Exercise goal:
Answer from the IPVT study extract below:
(a) What long-term survival rate does the study report for IPVT patients?
(b) Which patients were excluded from the study?
(c) Which committee granted ethical approval?

Overall long-term survival of IPVT patients is good, as evidenced by a reported survival rate of 92.2% in this study. Identified risk factors for mortality include elevated CRP levels and the presence of splenomegaly at the time of diagnosis. CRP serves as a marker of inflammation, elevated levels indicate the presence ofinfections secondary to intestinal ischemia and necrosis in patients, suggesting extensive thrombus involvement and rapid disease progression. Elevated CRP levels may also induce transient hypercoagulability, which is positively correlated with venous thrombosis, contributing to poorer outcomes in affected patients. 24 In this study, patients with known cirrhosis were excluded, leading to the inference that splenomegaly was primarily attributable to thrombus involvement in the SV, which suggests that severe occlusion of the SV vasculature and obstruction of blood return were associated with a poor prognosis for patients. Another study has reached similar conclusion that thrombus involvement of the SV was a risk factor for recanalization failure. 9
Conclusion
EVI demonstrates superior efficacy in achieving CR compared to anticoagulation alone in patients with IPVT. The occurrence of CPH is not high and the overall survival outcomes are favorable in IPVT patients with appropriate treatment. Elevated CRP levels and splenomegaly upon admission are independently associated with increased mortality risk, highlighting their potential role as prognostic markers in IPVT management. Further studies are required to explore the long-term efficacy of different treatment strategies and the prevention and management of complications in IPVT patients.
Footnotes
Declaration of Conflicting Interests
The authors declared no potential conflicts of interest with respect to the research, authorship, and/or publication of this article.
Ethical Approval
Ethical approval to report this case was obtained from Ethics Committee of the First Affiliated Hospital, Zhejiang University School of Medicine (ITT20240558B).
Funding
The authors received no financial support for the research, authorship, and/or publication of this article.
Informed Consent
Written informed consent was obtained from the patients for their anonymized information to be published in this article.

Listed records:
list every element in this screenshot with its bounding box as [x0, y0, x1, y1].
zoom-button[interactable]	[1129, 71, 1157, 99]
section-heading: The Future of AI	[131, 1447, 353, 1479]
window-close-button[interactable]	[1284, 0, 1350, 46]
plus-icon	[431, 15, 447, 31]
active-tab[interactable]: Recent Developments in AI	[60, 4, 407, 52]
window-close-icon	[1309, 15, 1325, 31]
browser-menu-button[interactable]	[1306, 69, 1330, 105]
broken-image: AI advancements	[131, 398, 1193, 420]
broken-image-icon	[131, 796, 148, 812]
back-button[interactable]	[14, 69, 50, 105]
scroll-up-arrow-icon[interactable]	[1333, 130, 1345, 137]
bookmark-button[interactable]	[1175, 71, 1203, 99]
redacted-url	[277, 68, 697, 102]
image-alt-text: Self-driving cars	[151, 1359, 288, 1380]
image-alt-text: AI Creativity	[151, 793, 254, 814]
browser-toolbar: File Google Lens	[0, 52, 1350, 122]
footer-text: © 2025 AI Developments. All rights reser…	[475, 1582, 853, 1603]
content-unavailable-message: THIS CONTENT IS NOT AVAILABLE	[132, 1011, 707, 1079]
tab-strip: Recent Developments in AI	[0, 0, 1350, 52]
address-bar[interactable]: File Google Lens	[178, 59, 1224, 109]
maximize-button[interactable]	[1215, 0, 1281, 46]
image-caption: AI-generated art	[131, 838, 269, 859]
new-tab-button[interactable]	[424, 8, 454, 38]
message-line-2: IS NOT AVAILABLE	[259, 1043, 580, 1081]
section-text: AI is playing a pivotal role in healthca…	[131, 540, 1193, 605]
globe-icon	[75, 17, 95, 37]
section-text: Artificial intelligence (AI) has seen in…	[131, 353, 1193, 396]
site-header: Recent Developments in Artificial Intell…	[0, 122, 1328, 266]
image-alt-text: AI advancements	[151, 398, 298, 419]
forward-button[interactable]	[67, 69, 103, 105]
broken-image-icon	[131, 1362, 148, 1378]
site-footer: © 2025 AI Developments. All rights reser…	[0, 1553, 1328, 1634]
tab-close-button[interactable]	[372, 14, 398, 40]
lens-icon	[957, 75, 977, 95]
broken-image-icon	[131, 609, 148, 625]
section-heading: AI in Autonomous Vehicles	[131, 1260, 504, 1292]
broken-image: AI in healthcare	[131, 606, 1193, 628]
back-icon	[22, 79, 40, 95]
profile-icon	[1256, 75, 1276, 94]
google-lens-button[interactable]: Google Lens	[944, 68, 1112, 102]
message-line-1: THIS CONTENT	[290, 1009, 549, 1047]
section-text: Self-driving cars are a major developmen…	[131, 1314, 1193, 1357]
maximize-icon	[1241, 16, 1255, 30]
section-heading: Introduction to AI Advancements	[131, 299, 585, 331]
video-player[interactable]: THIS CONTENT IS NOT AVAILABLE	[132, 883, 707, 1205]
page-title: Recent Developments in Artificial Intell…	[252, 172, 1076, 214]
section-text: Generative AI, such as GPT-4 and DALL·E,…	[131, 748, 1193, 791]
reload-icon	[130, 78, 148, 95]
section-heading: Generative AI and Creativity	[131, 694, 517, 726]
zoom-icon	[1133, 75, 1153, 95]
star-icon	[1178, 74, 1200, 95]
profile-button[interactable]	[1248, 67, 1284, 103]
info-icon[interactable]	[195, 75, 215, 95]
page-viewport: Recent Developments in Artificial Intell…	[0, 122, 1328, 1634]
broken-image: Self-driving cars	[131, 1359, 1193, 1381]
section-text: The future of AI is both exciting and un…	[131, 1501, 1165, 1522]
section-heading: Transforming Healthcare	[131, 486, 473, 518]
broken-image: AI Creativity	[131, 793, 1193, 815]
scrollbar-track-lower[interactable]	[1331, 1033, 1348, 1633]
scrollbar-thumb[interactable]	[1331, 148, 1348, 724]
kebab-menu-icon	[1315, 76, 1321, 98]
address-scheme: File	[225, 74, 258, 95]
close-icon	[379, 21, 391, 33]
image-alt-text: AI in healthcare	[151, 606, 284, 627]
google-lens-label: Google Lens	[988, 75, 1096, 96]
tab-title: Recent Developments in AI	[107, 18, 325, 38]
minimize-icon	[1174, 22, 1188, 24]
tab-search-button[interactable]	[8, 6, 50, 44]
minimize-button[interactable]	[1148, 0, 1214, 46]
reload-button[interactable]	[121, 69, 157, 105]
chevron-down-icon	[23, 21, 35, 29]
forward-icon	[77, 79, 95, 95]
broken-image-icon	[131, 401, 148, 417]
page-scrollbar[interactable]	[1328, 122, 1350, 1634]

Task response:
(a) 92.2%
(b) Patients with known cirrhosis
(c) The Ethics Committee of the First Affiliated Hospital, Zhejiang University School of Medicine